Search the data below for "Total"; list each line that holds it.

(Stored records)
____

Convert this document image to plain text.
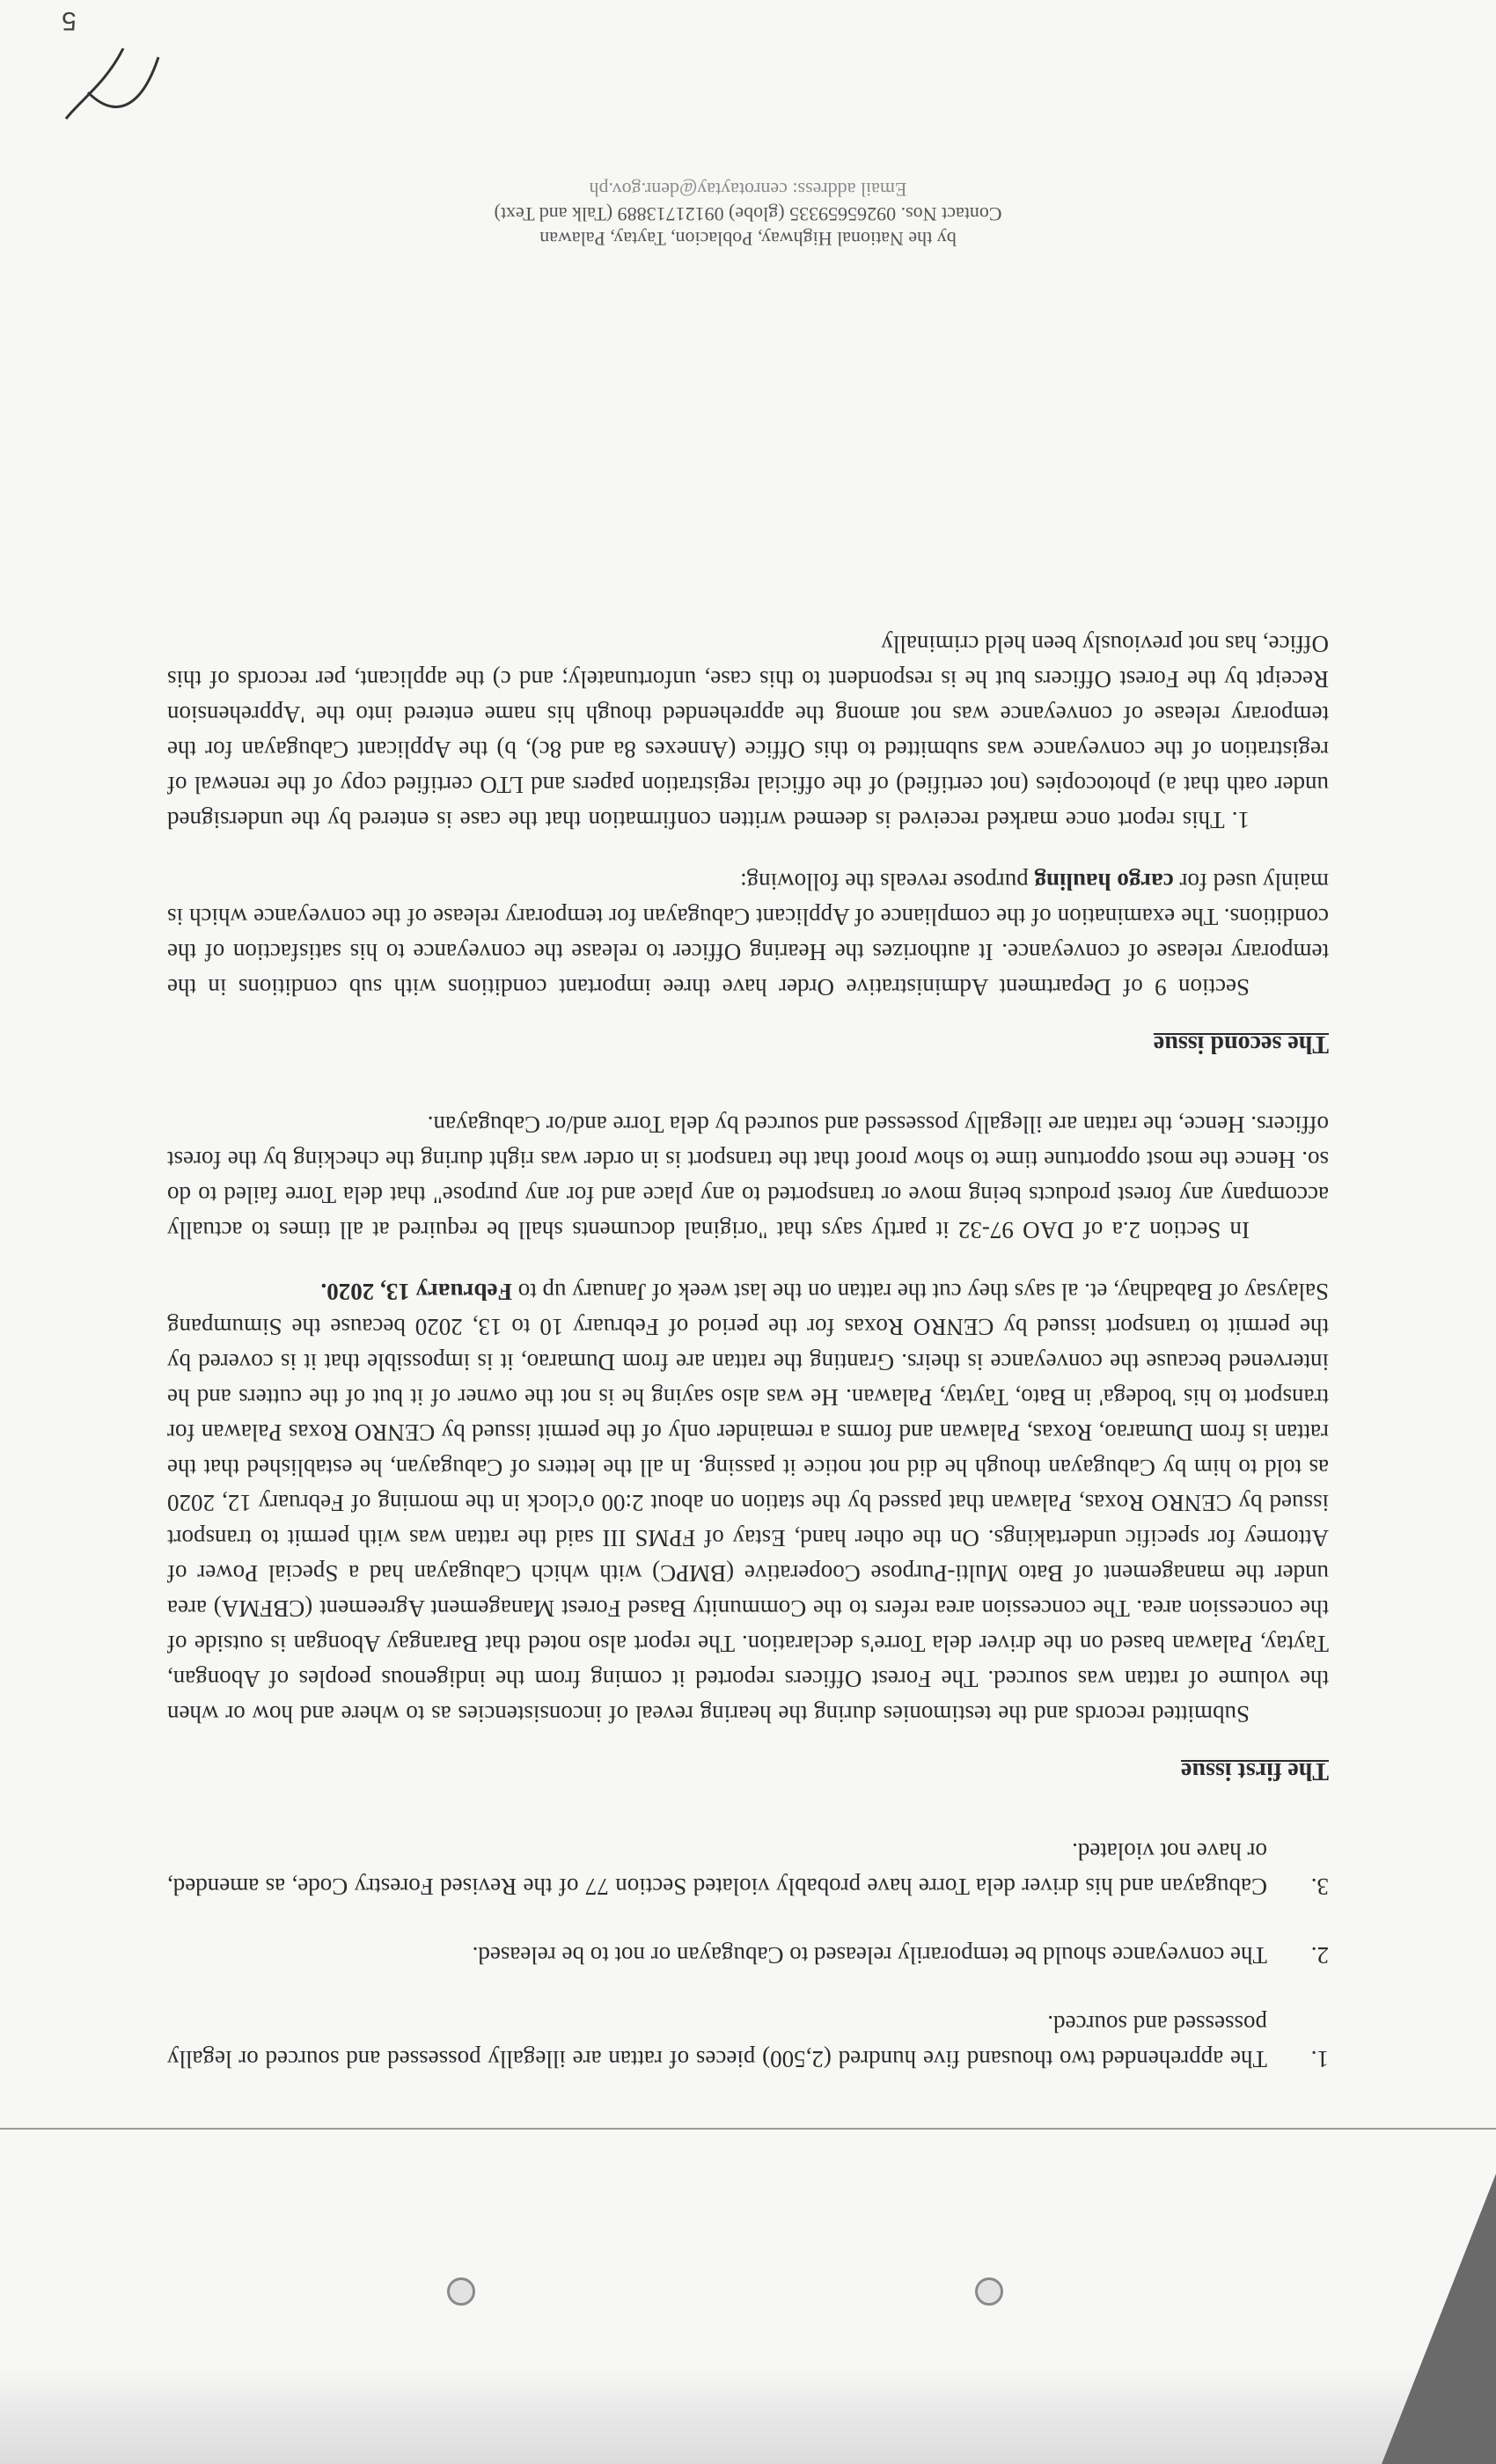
1.
The apprehended two thousand five hundred (2,500) pieces of rattan are illegally possessed and sourced or legally possessed and sourced.
2.
The conveyance should be temporarily released to Cabugayan or not to be released.
3.
Cabugayan and his driver dela Torre have probably violated Section 77 of the Revised Forestry Code, as amended, or have not violated.
The first issue

Submitted records and the testimonies during the hearing reveal of inconsistencies as to where and how or when the volume of rattan was sourced. The Forest Officers reported it coming from the indigenous peoples of Abongan, Taytay, Palawan based on the driver dela Torre's declaration. The report also noted that Barangay Abongan is outside of the concession area. The concession area refers to the Community Based Forest Management Agreement (CBFMA) area under the management of Bato Multi-Purpose Cooperative (BMPC) with which Cabugayan had a Special Power of Attorney for specific undertakings. On the other hand, Estay of FPMS III said the rattan was with permit to transport issued by CENRO Roxas, Palawan that passed by the station on about 2:00 o'clock in the morning of February 12, 2020 as told to him by Cabugayan though he did not notice it passing. In all the letters of Cabugayan, he established that the rattan is from Dumarao, Roxas, Palawan and forms a remainder only of the permit issued by CENRO Roxas Palawan for transport to his 'bodega' in Bato, Taytay, Palawan. He was also saying he is not the owner of it but of the cutters and he intervened because the conveyance is theirs. Granting the rattan are from Dumarao, it is impossible that it is covered by the permit to transport issued by CENRO Roxas for the period of February 10 to 13, 2020 because the Simumpang Salaysay of Babadhay, et. al says they cut the rattan on the last week of January up to February 13, 2020.

In Section 2.a of DAO 97-32 it partly says that "original documents shall be required at all times to actually accompany any forest products being move or transported to any place and for any purpose" that dela Torre failed to do so. Hence the most opportune time to show proof that the transport is in order was right during the checking by the forest officers. Hence, the rattan are illegally possessed and sourced by dela Torre and/or Cabugayan.

The second issue

Section 9 of Department Administrative Order have three important conditions with sub conditions in the temporary release of conveyance. It authorizes the Hearing Officer to release the conveyance to his satisfaction of the conditions. The examination of the compliance of Applicant Cabugayan for temporary release of the conveyance which is mainly used for cargo hauling purpose reveals the following:

1. This report once marked received is deemed written confirmation that the case is entered by the undersigned under oath that a) photocopies (not certified) of the official registration papers and LTO certified copy of the renewal of registration of the conveyance was submitted to this Office (Annexes 8a and 8c), b) the Applicant Cabugayan for the temporary release of conveyance was not among the apprehended though his name entered into the 'Apprehension Receipt by the Forest Officers but he is respondent to this case, unfortunately; and c) the applicant, per records of this Office, has not previously been held criminally

by the National Highway, Poblacion, Taytay, Palawan
Contact Nos. 09265659335 (globe) 09121713889 (Talk and Text)
Email address: cenrotaytay@denr.gov.ph
5
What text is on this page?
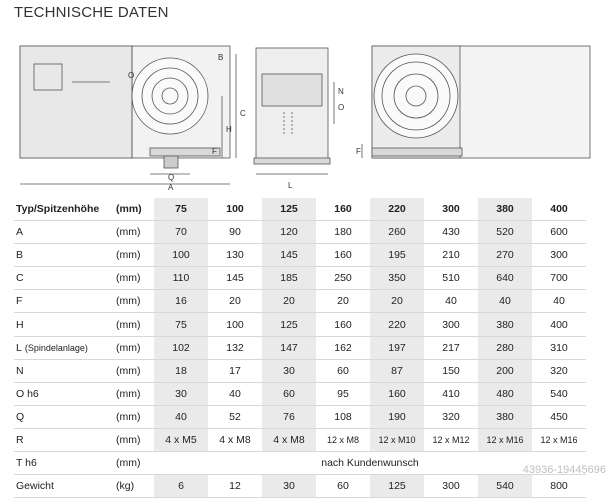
TECHNISCHE DATEN
B
C
H
F
A
Q
O
L
N
O
F
Typ/Spitzenhöhe	(mm)	75	100	125	160	220	300	380	400
A	(mm)	70	90	120	180	260	430	520	600
B	(mm)	100	130	145	160	195	210	270	300
C	(mm)	110	145	185	250	350	510	640	700
F	(mm)	16	20	20	20	20	40	40	40
H	(mm)	75	100	125	160	220	300	380	400
L (Spindelanlage)	(mm)	102	132	147	162	197	217	280	310
N	(mm)	18	17	30	60	87	150	200	320
O h6	(mm)	30	40	60	95	160	410	480	540
Q	(mm)	40	52	76	108	190	320	380	450
R	(mm)	4 x M5	4 x M8	4 x M8	12 x M8	12 x M10	12 x M12	12 x M16	12 x M16
T h6	(mm)	nach Kundenwunsch							
Gewicht	(kg)	6	12	30	60	125	300	540	800
43936-19445696
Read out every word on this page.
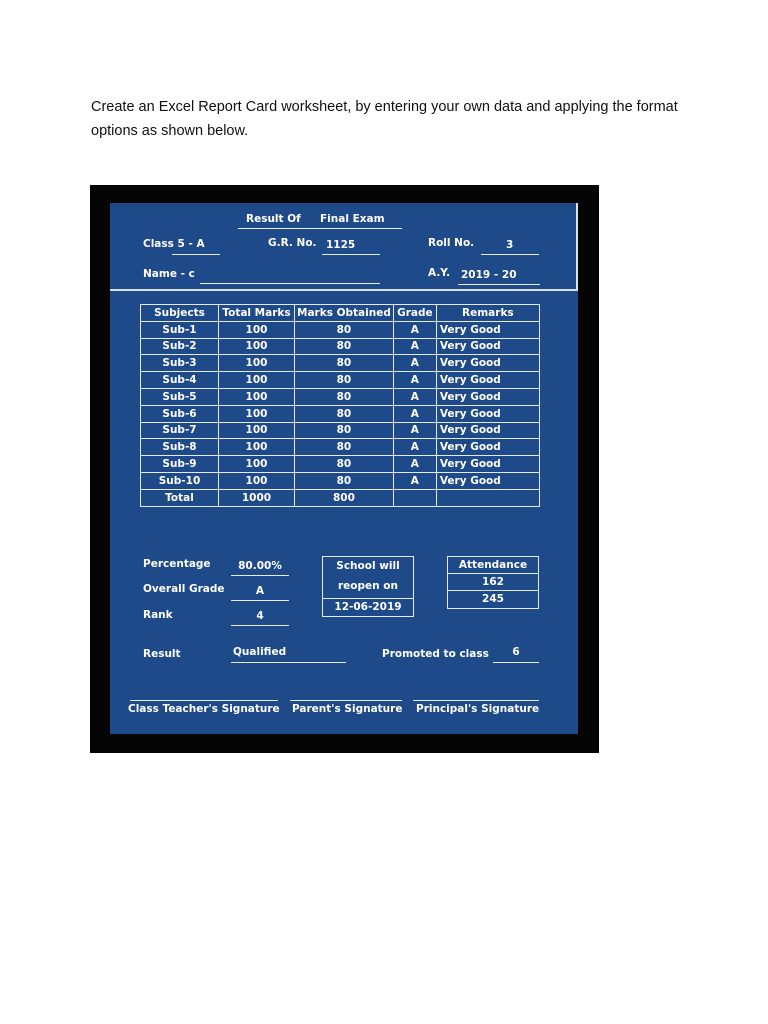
Create an Excel Report Card worksheet, by entering your own data and applying the format options as shown below.
Result Of Final Exam
Class 5 - A	G.R. No. 1125	Roll No.	3
Name - c	A.Y. 2019 - 20
Subjects	Total Marks	Marks Obtained	Grade	Remarks
Sub-1	100	80	A	Very Good
Sub-2	100	80	A	Very Good
Sub-3	100	80	A	Very Good
Sub-4	100	80	A	Very Good
Sub-5	100	80	A	Very Good
Sub-6	100	80	A	Very Good
Sub-7	100	80	A	Very Good
Sub-8	100	80	A	Very Good
Sub-9	100	80	A	Very Good
Sub-10	100	80	A	Very Good
Total	1000	800		
Percentage	80.00%
Overall Grade	A
Rank	4
School will
reopen on
12-06-2019
Attendance
162
245
Result	Qualified	Promoted to class	6
Class Teacher's Signature Parent's Signature Principal's Signature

____

### REPLY TO THE EXERCISE
Subjects	Total Marks	Marks Obtained	Grade	Remarks
Total	1000	800		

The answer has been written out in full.